Entries from a dataset

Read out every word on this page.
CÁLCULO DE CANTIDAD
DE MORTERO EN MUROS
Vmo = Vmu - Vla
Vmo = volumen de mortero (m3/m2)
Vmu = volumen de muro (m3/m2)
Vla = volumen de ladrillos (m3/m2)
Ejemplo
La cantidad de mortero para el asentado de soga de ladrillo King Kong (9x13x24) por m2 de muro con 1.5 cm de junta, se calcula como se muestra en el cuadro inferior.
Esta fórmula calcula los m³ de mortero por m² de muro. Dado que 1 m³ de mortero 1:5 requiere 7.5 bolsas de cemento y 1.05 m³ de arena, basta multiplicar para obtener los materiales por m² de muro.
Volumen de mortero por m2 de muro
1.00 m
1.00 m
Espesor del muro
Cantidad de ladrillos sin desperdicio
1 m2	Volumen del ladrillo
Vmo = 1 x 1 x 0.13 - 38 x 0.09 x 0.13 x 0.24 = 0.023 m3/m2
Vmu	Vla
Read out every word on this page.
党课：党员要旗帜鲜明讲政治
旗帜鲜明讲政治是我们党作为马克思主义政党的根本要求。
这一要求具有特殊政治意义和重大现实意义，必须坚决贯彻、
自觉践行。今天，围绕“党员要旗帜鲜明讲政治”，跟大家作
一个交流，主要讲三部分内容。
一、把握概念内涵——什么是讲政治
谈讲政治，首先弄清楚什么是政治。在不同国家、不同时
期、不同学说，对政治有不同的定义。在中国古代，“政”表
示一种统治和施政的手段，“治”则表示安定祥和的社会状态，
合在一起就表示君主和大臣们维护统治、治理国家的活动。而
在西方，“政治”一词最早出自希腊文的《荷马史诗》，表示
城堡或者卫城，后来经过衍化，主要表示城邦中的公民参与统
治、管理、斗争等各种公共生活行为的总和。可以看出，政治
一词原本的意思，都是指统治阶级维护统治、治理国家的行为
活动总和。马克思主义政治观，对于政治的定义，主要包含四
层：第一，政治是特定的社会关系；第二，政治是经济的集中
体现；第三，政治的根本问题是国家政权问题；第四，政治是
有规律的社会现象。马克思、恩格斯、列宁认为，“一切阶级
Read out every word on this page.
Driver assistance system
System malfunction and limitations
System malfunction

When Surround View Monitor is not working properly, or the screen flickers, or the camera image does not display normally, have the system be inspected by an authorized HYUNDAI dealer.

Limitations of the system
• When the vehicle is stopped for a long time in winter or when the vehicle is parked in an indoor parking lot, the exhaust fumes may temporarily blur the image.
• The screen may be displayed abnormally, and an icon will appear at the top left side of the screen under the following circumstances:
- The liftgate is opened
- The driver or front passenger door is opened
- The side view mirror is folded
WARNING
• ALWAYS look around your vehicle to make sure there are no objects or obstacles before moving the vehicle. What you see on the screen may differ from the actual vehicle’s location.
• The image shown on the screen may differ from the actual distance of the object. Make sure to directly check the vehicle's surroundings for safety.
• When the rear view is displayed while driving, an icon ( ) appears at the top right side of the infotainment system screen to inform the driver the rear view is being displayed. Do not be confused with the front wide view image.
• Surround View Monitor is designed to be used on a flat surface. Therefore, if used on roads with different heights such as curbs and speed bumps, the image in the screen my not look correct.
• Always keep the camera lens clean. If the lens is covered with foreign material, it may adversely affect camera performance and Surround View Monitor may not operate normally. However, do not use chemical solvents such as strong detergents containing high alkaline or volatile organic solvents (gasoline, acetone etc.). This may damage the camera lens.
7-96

-- What is needed --
Nothing should be changed: write out all of the data as is.

-- Written answer --
Read out every word on this page.
CÁLCULO DE CANTIDAD
DE MORTERO EN MUROS
Vmo = Vmu - Vla
Vmo = volumen de mortero (m3/m2)
Vmu = volumen de muro (m3/m2)
Vla = volumen de ladrillos (m3/m2)
Ejemplo
La cantidad de mortero para el asentado de soga de ladrillo King Kong (9x13x24) por m2 de muro con 1.5 cm de junta, se calcula como se muestra en el cuadro inferior.
Esta fórmula calcula los m³ de mortero por m² de muro. Dado que 1 m³ de mortero 1:5 requiere 7.5 bolsas de cemento y 1.05 m³ de arena, basta multiplicar para obtener los materiales por m² de muro.
Volumen de mortero por m2 de muro
1.00 m
1.00 m
Espesor del muro
Cantidad de ladrillos sin desperdicio
1 m2	Volumen del ladrillo
Vmo = 1 x 1 x 0.13 - 38 x 0.09 x 0.13 x 0.24 = 0.023 m3/m2
Vmu	Vla
Read out every word on this page.
党课：党员要旗帜鲜明讲政治
旗帜鲜明讲政治是我们党作为马克思主义政党的根本要求。
这一要求具有特殊政治意义和重大现实意义，必须坚决贯彻、
自觉践行。今天，围绕“党员要旗帜鲜明讲政治”，跟大家作
一个交流，主要讲三部分内容。
一、把握概念内涵——什么是讲政治
谈讲政治，首先弄清楚什么是政治。在不同国家、不同时
期、不同学说，对政治有不同的定义。在中国古代，“政”表
示一种统治和施政的手段，“治”则表示安定祥和的社会状态，
合在一起就表示君主和大臣们维护统治、治理国家的活动。而
在西方，“政治”一词最早出自希腊文的《荷马史诗》，表示
城堡或者卫城，后来经过衍化，主要表示城邦中的公民参与统
治、管理、斗争等各种公共生活行为的总和。可以看出，政治
一词原本的意思，都是指统治阶级维护统治、治理国家的行为
活动总和。马克思主义政治观，对于政治的定义，主要包含四
层：第一，政治是特定的社会关系；第二，政治是经济的集中
体现；第三，政治的根本问题是国家政权问题；第四，政治是
有规律的社会现象。马克思、恩格斯、列宁认为，“一切阶级
Read out every word on this page.
Driver assistance system
System malfunction and limitations
System malfunction

When Surround View Monitor is not working properly, or the screen flickers, or the camera image does not display normally, have the system be inspected by an authorized HYUNDAI dealer.

Limitations of the system
• When the vehicle is stopped for a long time in winter or when the vehicle is parked in an indoor parking lot, the exhaust fumes may temporarily blur the image.
• The screen may be displayed abnormally, and an icon will appear at the top left side of the screen under the following circumstances:
- The liftgate is opened
- The driver or front passenger door is opened
- The side view mirror is folded
WARNING
• ALWAYS look around your vehicle to make sure there are no objects or obstacles before moving the vehicle. What you see on the screen may differ from the actual vehicle’s location.
• The image shown on the screen may differ from the actual distance of the object. Make sure to directly check the vehicle's surroundings for safety.
• When the rear view is displayed while driving, an icon ( ) appears at the top right side of the infotainment system screen to inform the driver the rear view is being displayed. Do not be confused with the front wide view image.
• Surround View Monitor is designed to be used on a flat surface. Therefore, if used on roads with different heights such as curbs and speed bumps, the image in the screen my not look correct.
• Always keep the camera lens clean. If the lens is covered with foreign material, it may adversely affect camera performance and Surround View Monitor may not operate normally. However, do not use chemical solvents such as strong detergents containing high alkaline or volatile organic solvents (gasoline, acetone etc.). This may damage the camera lens.
7-96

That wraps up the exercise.